Scan the entries and tally the lines that include the string "Reservations". Reply with the figure alone.

■ ■ ■

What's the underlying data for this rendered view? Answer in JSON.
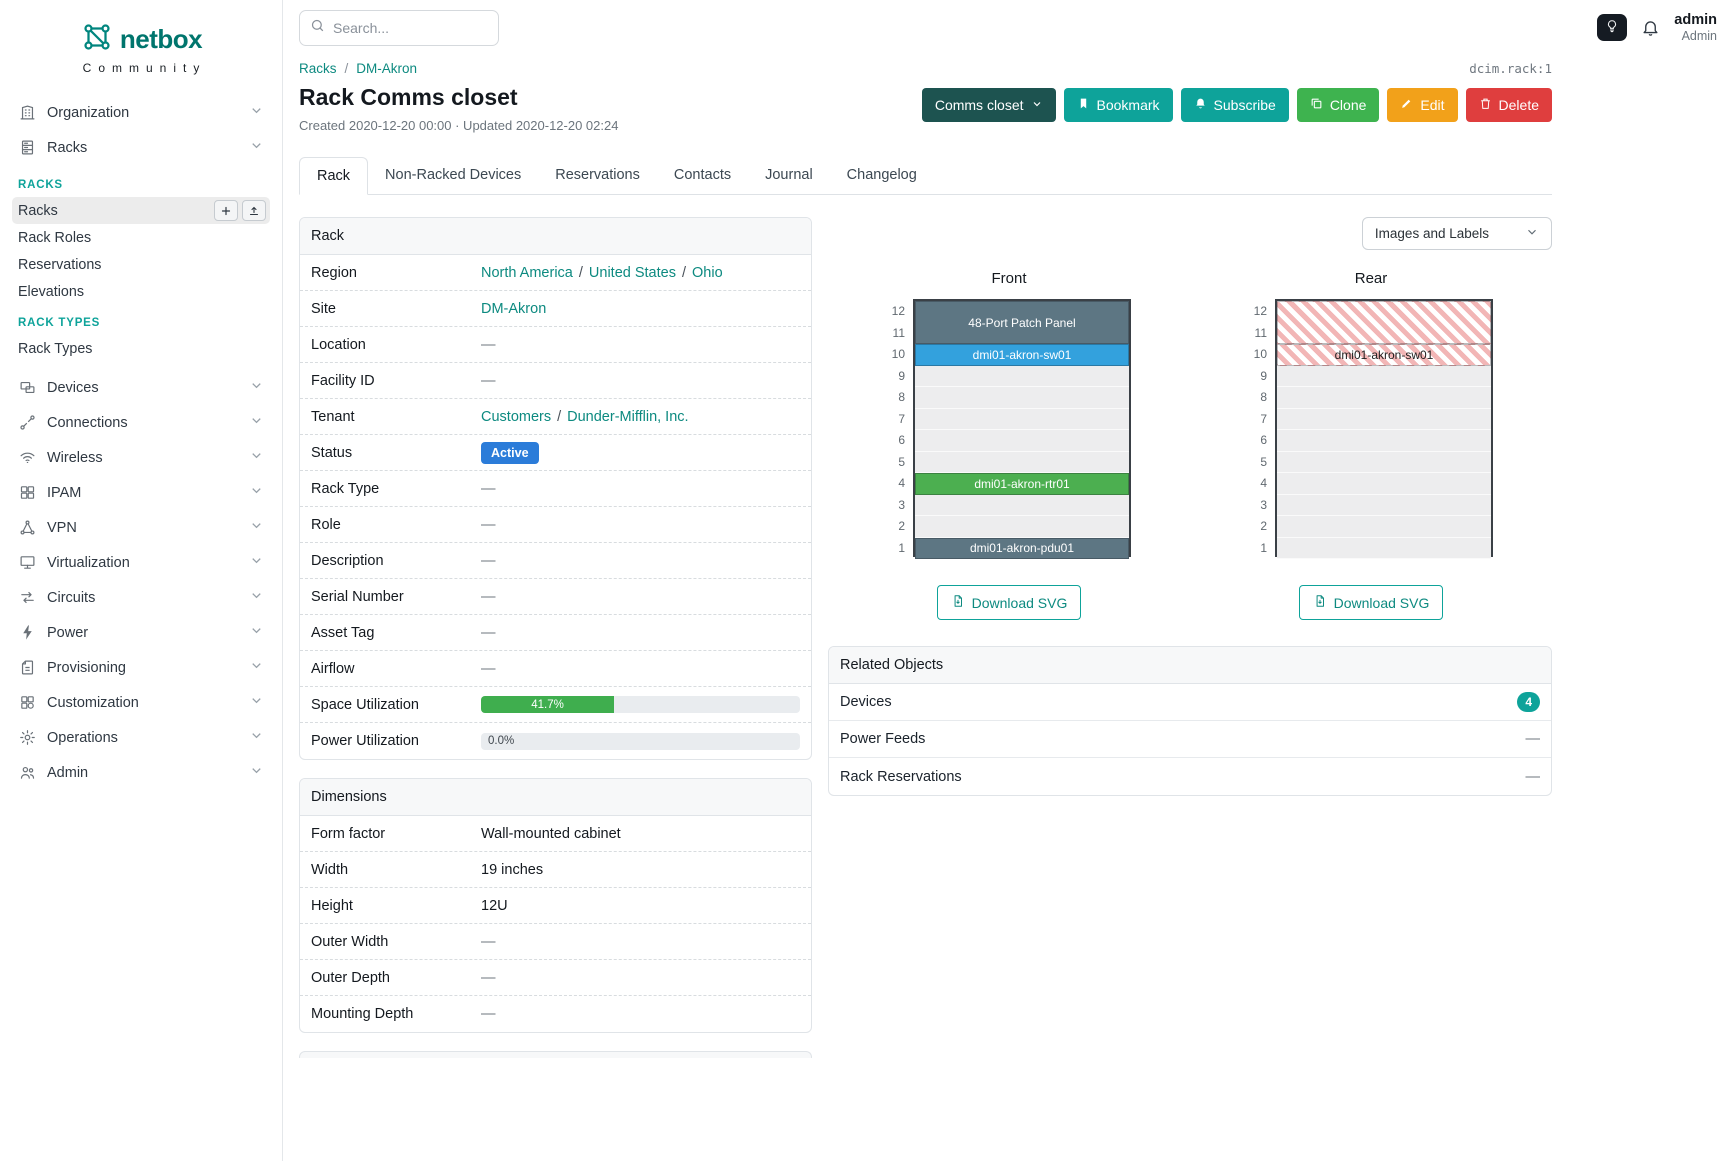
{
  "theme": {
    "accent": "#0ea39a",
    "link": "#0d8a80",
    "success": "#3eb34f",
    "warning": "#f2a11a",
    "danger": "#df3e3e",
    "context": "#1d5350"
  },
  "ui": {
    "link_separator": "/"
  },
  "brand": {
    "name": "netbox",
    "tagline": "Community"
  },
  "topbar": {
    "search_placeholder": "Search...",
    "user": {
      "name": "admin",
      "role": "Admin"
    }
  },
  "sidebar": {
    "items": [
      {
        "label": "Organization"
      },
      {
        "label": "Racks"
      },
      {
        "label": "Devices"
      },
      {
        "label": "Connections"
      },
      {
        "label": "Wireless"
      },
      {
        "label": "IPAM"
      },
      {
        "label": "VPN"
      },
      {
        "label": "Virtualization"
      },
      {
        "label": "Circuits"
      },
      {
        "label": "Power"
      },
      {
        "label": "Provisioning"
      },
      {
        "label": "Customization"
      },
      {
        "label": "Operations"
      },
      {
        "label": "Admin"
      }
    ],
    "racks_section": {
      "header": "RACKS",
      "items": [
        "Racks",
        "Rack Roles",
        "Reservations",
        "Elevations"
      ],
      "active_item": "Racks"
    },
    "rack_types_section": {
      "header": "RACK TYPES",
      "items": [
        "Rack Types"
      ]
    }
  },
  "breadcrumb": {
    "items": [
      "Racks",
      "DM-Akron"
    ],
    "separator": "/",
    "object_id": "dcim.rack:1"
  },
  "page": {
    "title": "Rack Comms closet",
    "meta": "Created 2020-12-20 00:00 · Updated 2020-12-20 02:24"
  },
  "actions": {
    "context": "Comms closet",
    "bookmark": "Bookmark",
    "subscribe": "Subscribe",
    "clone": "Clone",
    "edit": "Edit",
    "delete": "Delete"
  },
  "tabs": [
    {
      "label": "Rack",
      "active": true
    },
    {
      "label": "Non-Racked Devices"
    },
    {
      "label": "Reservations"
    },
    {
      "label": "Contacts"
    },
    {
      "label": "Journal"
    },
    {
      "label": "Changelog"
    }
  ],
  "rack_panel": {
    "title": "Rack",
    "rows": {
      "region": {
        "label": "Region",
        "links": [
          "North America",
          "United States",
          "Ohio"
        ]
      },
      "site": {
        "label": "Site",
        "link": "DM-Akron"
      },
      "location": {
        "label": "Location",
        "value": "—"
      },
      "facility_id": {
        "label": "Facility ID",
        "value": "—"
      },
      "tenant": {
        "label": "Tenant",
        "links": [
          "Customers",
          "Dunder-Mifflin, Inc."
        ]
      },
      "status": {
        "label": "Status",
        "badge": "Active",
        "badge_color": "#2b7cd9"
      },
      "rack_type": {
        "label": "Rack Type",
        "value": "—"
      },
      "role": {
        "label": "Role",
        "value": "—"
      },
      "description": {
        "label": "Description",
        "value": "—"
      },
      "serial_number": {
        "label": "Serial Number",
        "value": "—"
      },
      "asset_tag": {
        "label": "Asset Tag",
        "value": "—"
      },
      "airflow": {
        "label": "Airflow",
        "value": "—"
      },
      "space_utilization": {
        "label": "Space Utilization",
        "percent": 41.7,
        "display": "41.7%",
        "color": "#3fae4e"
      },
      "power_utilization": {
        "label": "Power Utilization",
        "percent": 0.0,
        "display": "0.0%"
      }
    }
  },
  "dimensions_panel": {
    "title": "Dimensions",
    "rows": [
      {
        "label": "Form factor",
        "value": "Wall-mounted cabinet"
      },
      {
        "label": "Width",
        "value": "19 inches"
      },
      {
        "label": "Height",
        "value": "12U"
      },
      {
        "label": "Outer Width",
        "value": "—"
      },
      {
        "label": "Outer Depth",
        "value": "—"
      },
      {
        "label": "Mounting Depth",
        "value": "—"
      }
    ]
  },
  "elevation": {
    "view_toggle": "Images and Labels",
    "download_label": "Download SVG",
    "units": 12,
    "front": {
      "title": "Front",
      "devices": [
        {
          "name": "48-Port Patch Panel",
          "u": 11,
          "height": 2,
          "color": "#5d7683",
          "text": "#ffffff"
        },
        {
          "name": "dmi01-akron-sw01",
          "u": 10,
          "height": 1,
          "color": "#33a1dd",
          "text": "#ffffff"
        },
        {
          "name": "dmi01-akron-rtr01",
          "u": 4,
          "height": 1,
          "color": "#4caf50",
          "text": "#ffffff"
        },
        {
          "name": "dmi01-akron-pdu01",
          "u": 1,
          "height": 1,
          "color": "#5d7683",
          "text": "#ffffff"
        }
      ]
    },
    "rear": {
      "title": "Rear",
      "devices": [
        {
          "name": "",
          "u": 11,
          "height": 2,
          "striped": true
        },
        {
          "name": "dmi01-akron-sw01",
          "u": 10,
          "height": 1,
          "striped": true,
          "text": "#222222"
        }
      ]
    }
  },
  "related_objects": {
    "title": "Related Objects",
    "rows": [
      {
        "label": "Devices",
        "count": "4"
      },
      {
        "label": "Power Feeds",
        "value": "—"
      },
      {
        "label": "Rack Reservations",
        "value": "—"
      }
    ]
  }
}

■ ■ ■

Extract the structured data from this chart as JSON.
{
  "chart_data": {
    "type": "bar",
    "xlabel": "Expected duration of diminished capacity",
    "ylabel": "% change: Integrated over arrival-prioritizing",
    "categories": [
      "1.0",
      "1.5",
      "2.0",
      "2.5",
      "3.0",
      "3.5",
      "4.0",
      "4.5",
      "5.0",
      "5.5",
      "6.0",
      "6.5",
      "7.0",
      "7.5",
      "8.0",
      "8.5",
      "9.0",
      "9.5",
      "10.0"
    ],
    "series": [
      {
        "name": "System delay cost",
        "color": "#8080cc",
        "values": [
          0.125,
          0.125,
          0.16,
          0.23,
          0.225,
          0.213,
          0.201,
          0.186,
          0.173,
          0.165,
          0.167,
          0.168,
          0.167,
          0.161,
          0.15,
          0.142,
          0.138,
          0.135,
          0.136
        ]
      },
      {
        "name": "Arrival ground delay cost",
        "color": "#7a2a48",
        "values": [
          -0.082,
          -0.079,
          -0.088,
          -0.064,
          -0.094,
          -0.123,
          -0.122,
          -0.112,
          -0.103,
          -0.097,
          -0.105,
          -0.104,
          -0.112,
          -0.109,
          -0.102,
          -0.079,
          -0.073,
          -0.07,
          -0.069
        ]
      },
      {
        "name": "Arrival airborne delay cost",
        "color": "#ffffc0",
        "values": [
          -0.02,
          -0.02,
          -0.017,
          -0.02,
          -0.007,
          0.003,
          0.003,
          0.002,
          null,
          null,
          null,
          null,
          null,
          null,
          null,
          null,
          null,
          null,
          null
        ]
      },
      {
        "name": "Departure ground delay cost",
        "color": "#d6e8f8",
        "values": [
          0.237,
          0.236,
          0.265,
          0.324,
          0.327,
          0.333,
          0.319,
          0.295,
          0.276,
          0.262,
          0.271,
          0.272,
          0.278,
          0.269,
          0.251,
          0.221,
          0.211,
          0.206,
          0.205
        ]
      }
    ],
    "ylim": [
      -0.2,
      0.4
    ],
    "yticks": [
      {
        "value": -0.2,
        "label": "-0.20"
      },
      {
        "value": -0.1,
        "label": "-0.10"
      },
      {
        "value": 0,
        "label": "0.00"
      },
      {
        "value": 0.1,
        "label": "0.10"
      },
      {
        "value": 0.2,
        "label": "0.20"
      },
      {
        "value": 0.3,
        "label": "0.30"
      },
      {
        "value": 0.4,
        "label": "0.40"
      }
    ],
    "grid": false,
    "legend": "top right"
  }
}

■ ■ ■

### Exercise solution:
3